(Extracted records)
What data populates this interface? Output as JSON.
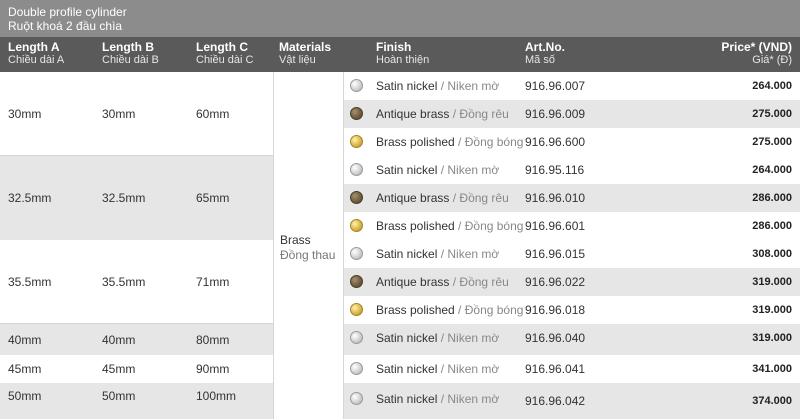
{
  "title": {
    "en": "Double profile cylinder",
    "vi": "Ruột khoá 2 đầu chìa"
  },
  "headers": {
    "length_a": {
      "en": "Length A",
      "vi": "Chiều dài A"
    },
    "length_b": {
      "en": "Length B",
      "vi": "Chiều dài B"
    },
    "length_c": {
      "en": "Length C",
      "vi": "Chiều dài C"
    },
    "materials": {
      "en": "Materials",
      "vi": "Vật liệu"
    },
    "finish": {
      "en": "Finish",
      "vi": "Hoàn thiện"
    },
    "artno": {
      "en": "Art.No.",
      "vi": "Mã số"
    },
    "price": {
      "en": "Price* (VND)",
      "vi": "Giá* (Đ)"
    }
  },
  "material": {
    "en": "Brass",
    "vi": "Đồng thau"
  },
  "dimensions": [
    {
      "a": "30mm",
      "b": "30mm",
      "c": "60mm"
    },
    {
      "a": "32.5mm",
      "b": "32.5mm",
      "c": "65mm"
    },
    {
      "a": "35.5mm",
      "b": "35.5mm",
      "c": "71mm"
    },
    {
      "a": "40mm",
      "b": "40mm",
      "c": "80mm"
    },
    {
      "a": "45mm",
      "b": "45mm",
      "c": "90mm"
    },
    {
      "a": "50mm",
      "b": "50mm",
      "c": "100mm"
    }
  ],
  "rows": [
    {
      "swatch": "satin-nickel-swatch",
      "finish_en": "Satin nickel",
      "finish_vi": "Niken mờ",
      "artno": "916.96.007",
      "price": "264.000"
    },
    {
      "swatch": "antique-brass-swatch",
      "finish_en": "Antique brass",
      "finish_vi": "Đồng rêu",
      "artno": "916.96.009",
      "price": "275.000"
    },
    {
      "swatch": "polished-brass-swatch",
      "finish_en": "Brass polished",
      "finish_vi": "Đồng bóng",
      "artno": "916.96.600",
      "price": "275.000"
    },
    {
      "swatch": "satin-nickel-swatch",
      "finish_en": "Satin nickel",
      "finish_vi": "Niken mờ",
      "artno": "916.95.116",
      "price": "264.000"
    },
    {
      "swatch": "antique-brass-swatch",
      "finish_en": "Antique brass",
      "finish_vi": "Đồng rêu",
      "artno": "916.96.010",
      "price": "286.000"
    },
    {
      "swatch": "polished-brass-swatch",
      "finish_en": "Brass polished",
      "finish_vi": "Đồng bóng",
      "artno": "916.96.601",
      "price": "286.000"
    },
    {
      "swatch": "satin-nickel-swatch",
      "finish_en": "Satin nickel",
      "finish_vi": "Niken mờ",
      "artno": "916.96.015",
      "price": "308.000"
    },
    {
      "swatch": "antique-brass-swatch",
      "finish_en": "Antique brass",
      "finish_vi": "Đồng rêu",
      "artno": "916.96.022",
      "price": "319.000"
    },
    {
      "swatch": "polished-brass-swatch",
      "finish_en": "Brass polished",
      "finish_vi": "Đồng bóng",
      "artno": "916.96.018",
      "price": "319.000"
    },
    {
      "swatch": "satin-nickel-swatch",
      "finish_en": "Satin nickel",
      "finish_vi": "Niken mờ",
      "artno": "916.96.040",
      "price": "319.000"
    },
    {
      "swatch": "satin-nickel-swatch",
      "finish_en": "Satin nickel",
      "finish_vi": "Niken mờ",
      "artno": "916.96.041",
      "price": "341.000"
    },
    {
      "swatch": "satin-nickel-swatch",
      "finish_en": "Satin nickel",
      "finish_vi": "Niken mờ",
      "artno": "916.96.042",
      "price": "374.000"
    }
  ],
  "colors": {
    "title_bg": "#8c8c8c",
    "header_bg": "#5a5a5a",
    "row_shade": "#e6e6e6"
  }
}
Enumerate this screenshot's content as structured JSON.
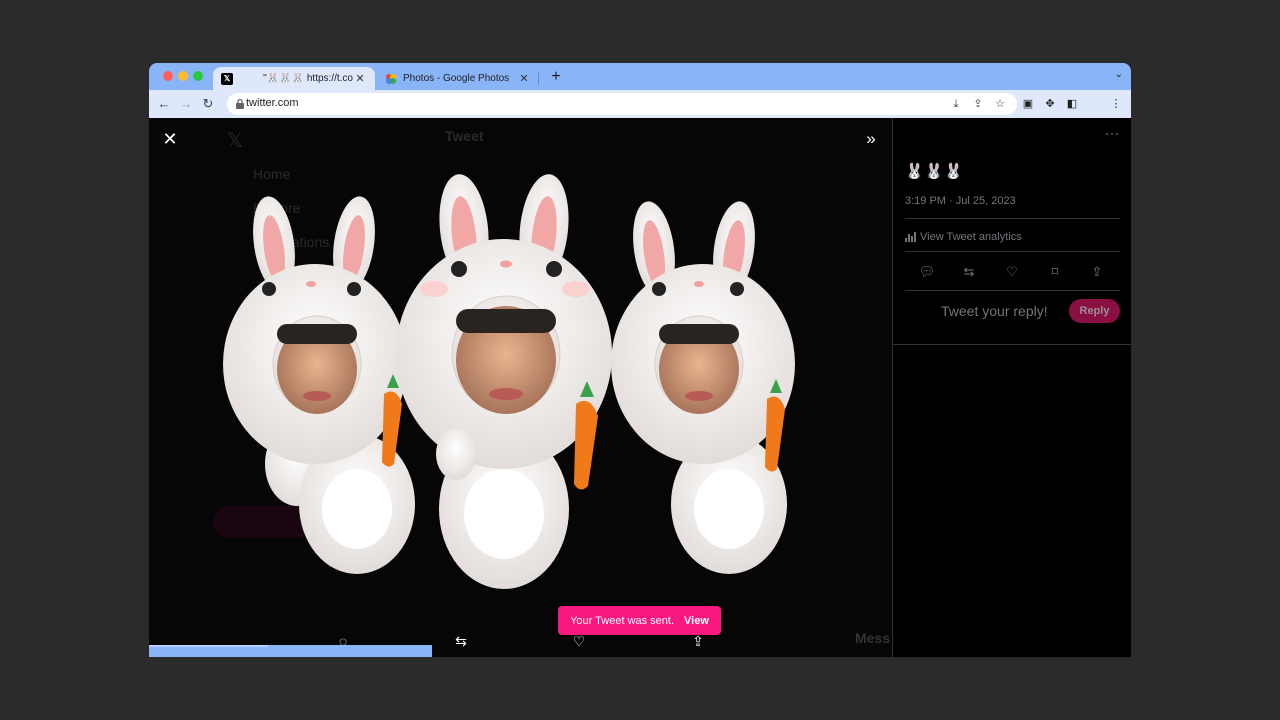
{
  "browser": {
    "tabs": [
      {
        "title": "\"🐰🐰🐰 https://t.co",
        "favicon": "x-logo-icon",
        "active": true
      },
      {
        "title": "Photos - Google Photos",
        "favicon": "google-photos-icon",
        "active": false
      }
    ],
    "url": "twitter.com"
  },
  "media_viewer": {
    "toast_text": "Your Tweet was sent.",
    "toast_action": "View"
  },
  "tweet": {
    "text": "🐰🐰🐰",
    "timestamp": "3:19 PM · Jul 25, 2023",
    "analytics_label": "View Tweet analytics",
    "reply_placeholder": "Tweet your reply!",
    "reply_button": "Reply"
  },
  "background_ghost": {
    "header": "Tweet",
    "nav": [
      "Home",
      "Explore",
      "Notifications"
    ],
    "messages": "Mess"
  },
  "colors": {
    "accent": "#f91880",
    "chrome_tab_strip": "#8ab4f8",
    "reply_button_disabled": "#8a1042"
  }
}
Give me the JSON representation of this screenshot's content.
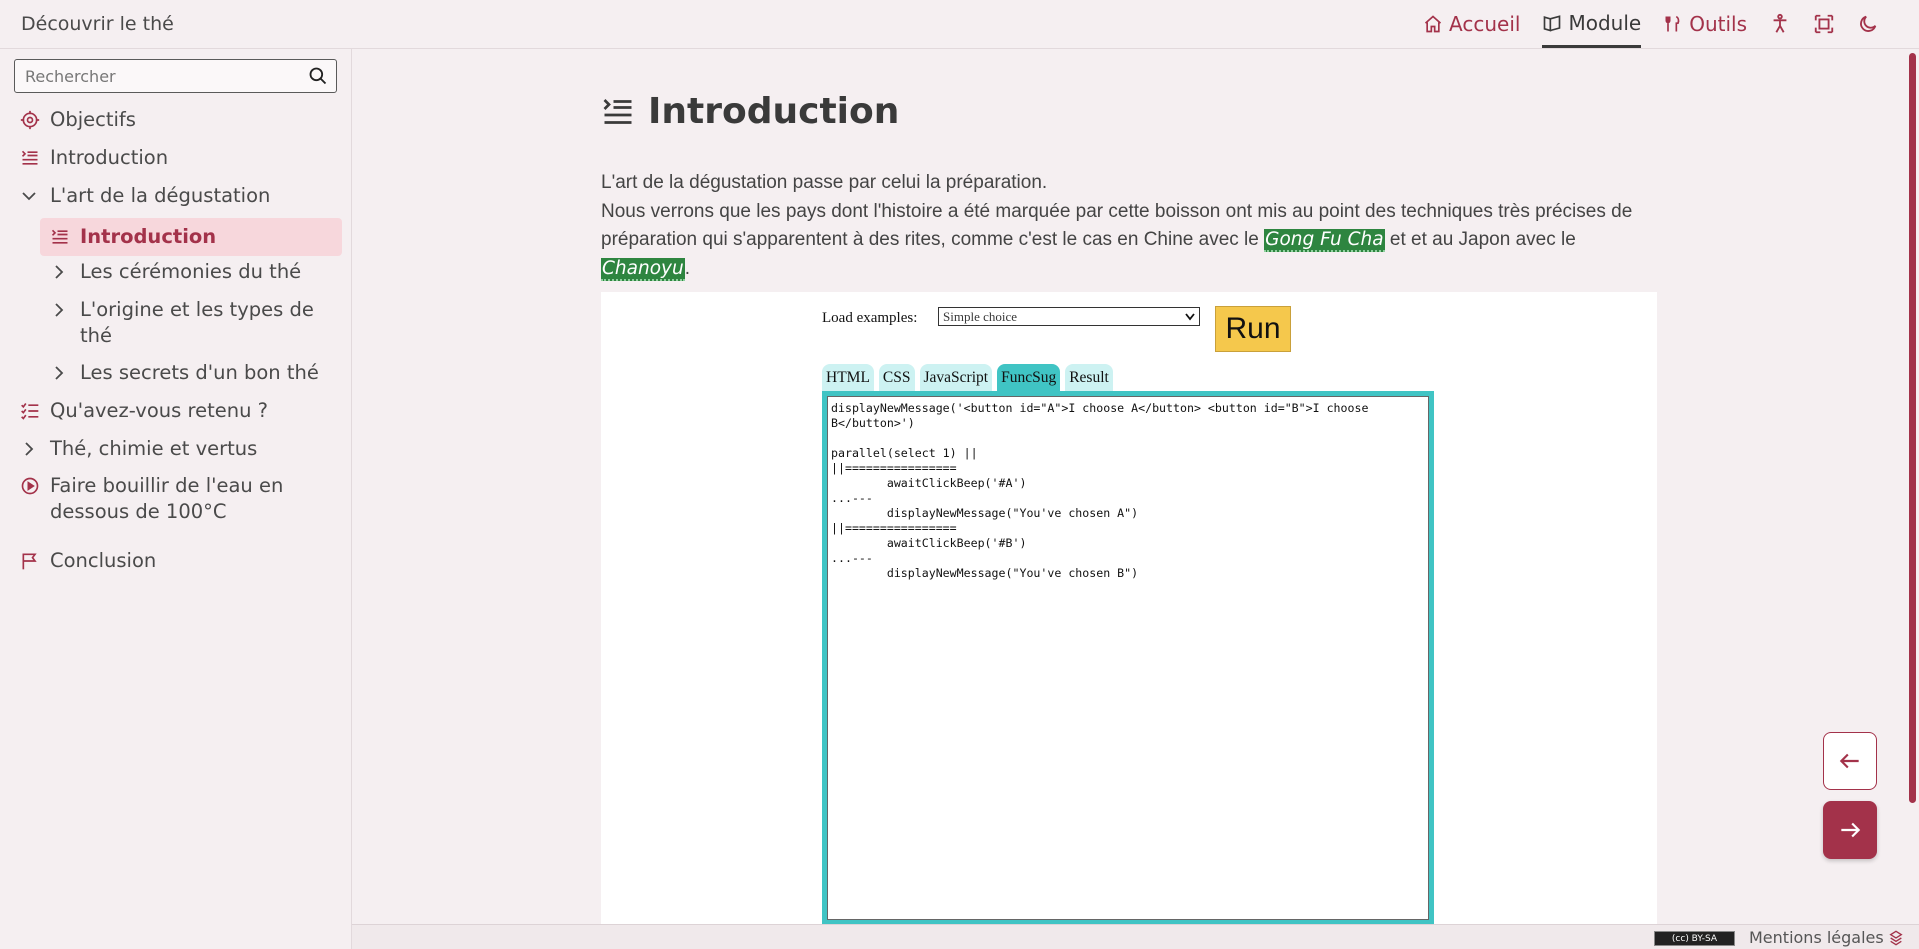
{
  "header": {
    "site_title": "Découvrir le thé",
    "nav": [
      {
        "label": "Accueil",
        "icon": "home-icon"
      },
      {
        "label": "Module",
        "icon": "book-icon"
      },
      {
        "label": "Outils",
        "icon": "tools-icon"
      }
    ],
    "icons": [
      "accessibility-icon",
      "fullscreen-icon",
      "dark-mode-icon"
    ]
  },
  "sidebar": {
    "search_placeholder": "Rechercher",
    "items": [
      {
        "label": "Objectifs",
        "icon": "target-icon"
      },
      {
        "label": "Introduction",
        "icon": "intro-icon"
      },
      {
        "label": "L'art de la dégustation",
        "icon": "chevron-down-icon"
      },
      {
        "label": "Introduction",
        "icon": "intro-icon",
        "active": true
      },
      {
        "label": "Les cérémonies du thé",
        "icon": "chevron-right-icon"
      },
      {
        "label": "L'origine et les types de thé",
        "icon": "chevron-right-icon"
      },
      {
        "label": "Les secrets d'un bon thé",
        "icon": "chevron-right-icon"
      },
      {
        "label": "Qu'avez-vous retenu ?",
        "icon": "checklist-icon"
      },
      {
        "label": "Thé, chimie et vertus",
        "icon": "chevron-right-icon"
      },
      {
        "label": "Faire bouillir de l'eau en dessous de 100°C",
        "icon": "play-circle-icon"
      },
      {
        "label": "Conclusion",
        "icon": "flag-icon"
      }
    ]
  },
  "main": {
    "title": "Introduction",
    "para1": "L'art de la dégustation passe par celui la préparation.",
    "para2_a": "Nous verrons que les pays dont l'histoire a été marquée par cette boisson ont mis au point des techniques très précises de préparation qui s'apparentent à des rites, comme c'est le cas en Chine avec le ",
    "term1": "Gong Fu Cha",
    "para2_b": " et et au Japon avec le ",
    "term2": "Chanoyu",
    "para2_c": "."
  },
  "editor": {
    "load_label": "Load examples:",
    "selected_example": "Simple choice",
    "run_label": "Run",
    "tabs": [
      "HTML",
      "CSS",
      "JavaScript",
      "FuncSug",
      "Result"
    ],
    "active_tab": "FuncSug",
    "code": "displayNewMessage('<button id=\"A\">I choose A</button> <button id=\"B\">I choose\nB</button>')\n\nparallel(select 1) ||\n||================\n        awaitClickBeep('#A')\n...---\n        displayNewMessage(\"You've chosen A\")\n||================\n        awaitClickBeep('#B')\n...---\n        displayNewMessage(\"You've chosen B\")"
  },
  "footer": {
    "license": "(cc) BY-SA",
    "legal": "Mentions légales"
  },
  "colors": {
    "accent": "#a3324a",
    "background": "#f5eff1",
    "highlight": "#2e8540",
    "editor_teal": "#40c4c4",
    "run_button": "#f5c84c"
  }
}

→ **TASK DIRECTIONS**:
Without the images, write out each line of the data verbatim.

→ **RESULT OF THIS TASK**:
What data populates this interface? Output as JSON.
{
  "title": {
    "en": "Double profile cylinder",
    "vi": "Ruột khoá 2 đầu chìa"
  },
  "headers": {
    "length_a": {
      "en": "Length A",
      "vi": "Chiều dài A"
    },
    "length_b": {
      "en": "Length B",
      "vi": "Chiều dài B"
    },
    "length_c": {
      "en": "Length C",
      "vi": "Chiều dài C"
    },
    "materials": {
      "en": "Materials",
      "vi": "Vật liệu"
    },
    "finish": {
      "en": "Finish",
      "vi": "Hoàn thiện"
    },
    "artno": {
      "en": "Art.No.",
      "vi": "Mã số"
    },
    "price": {
      "en": "Price* (VND)",
      "vi": "Giá* (Đ)"
    }
  },
  "material": {
    "en": "Brass",
    "vi": "Đồng thau"
  },
  "dimensions": [
    {
      "a": "30mm",
      "b": "30mm",
      "c": "60mm"
    },
    {
      "a": "32.5mm",
      "b": "32.5mm",
      "c": "65mm"
    },
    {
      "a": "35.5mm",
      "b": "35.5mm",
      "c": "71mm"
    },
    {
      "a": "40mm",
      "b": "40mm",
      "c": "80mm"
    },
    {
      "a": "45mm",
      "b": "45mm",
      "c": "90mm"
    },
    {
      "a": "50mm",
      "b": "50mm",
      "c": "100mm"
    }
  ],
  "rows": [
    {
      "swatch": "satin-nickel-swatch",
      "finish_en": "Satin nickel",
      "finish_vi": "Niken mờ",
      "artno": "916.96.007",
      "price": "264.000"
    },
    {
      "swatch": "antique-brass-swatch",
      "finish_en": "Antique brass",
      "finish_vi": "Đồng rêu",
      "artno": "916.96.009",
      "price": "275.000"
    },
    {
      "swatch": "polished-brass-swatch",
      "finish_en": "Brass polished",
      "finish_vi": "Đồng bóng",
      "artno": "916.96.600",
      "price": "275.000"
    },
    {
      "swatch": "satin-nickel-swatch",
      "finish_en": "Satin nickel",
      "finish_vi": "Niken mờ",
      "artno": "916.95.116",
      "price": "264.000"
    },
    {
      "swatch": "antique-brass-swatch",
      "finish_en": "Antique brass",
      "finish_vi": "Đồng rêu",
      "artno": "916.96.010",
      "price": "286.000"
    },
    {
      "swatch": "polished-brass-swatch",
      "finish_en": "Brass polished",
      "finish_vi": "Đồng bóng",
      "artno": "916.96.601",
      "price": "286.000"
    },
    {
      "swatch": "satin-nickel-swatch",
      "finish_en": "Satin nickel",
      "finish_vi": "Niken mờ",
      "artno": "916.96.015",
      "price": "308.000"
    },
    {
      "swatch": "antique-brass-swatch",
      "finish_en": "Antique brass",
      "finish_vi": "Đồng rêu",
      "artno": "916.96.022",
      "price": "319.000"
    },
    {
      "swatch": "polished-brass-swatch",
      "finish_en": "Brass polished",
      "finish_vi": "Đồng bóng",
      "artno": "916.96.018",
      "price": "319.000"
    },
    {
      "swatch": "satin-nickel-swatch",
      "finish_en": "Satin nickel",
      "finish_vi": "Niken mờ",
      "artno": "916.96.040",
      "price": "319.000"
    },
    {
      "swatch": "satin-nickel-swatch",
      "finish_en": "Satin nickel",
      "finish_vi": "Niken mờ",
      "artno": "916.96.041",
      "price": "341.000"
    },
    {
      "swatch": "satin-nickel-swatch",
      "finish_en": "Satin nickel",
      "finish_vi": "Niken mờ",
      "artno": "916.96.042",
      "price": "374.000"
    }
  ],
  "colors": {
    "title_bg": "#8c8c8c",
    "header_bg": "#5a5a5a",
    "row_shade": "#e6e6e6"
  }
}
Enumerate this screenshot's content as structured JSON.
{
  "browser": {
    "tabs": [
      {
        "title": "\"🐰🐰🐰 https://t.co",
        "favicon": "x-logo-icon",
        "active": true
      },
      {
        "title": "Photos - Google Photos",
        "favicon": "google-photos-icon",
        "active": false
      }
    ],
    "url": "twitter.com"
  },
  "media_viewer": {
    "toast_text": "Your Tweet was sent.",
    "toast_action": "View"
  },
  "tweet": {
    "text": "🐰🐰🐰",
    "timestamp": "3:19 PM · Jul 25, 2023",
    "analytics_label": "View Tweet analytics",
    "reply_placeholder": "Tweet your reply!",
    "reply_button": "Reply"
  },
  "background_ghost": {
    "header": "Tweet",
    "nav": [
      "Home",
      "Explore",
      "Notifications"
    ],
    "messages": "Mess"
  },
  "colors": {
    "accent": "#f91880",
    "chrome_tab_strip": "#8ab4f8",
    "reply_button_disabled": "#8a1042"
  }
}
Give me the JSON representation of this screenshot's content.
{
  "header": {
    "site_title": "Découvrir le thé",
    "nav": [
      {
        "label": "Accueil",
        "icon": "home-icon"
      },
      {
        "label": "Module",
        "icon": "book-icon"
      },
      {
        "label": "Outils",
        "icon": "tools-icon"
      }
    ],
    "icons": [
      "accessibility-icon",
      "fullscreen-icon",
      "dark-mode-icon"
    ]
  },
  "sidebar": {
    "search_placeholder": "Rechercher",
    "items": [
      {
        "label": "Objectifs",
        "icon": "target-icon"
      },
      {
        "label": "Introduction",
        "icon": "intro-icon"
      },
      {
        "label": "L'art de la dégustation",
        "icon": "chevron-down-icon"
      },
      {
        "label": "Introduction",
        "icon": "intro-icon",
        "active": true
      },
      {
        "label": "Les cérémonies du thé",
        "icon": "chevron-right-icon"
      },
      {
        "label": "L'origine et les types de thé",
        "icon": "chevron-right-icon"
      },
      {
        "label": "Les secrets d'un bon thé",
        "icon": "chevron-right-icon"
      },
      {
        "label": "Qu'avez-vous retenu ?",
        "icon": "checklist-icon"
      },
      {
        "label": "Thé, chimie et vertus",
        "icon": "chevron-right-icon"
      },
      {
        "label": "Faire bouillir de l'eau en dessous de 100°C",
        "icon": "play-circle-icon"
      },
      {
        "label": "Conclusion",
        "icon": "flag-icon"
      }
    ]
  },
  "main": {
    "title": "Introduction",
    "para1": "L'art de la dégustation passe par celui la préparation.",
    "para2_a": "Nous verrons que les pays dont l'histoire a été marquée par cette boisson ont mis au point des techniques très précises de préparation qui s'apparentent à des rites, comme c'est le cas en Chine avec le ",
    "term1": "Gong Fu Cha",
    "para2_b": " et et au Japon avec le ",
    "term2": "Chanoyu",
    "para2_c": "."
  },
  "editor": {
    "load_label": "Load examples:",
    "selected_example": "Simple choice",
    "run_label": "Run",
    "tabs": [
      "HTML",
      "CSS",
      "JavaScript",
      "FuncSug",
      "Result"
    ],
    "active_tab": "FuncSug",
    "code": "displayNewMessage('<button id=\"A\">I choose A</button> <button id=\"B\">I choose\nB</button>')\n\nparallel(select 1) ||\n||================\n        awaitClickBeep('#A')\n...---\n        displayNewMessage(\"You've chosen A\")\n||================\n        awaitClickBeep('#B')\n...---\n        displayNewMessage(\"You've chosen B\")"
  },
  "footer": {
    "license": "(cc) BY-SA",
    "legal": "Mentions légales"
  },
  "colors": {
    "accent": "#a3324a",
    "background": "#f5eff1",
    "highlight": "#2e8540",
    "editor_teal": "#40c4c4",
    "run_button": "#f5c84c"
  }
}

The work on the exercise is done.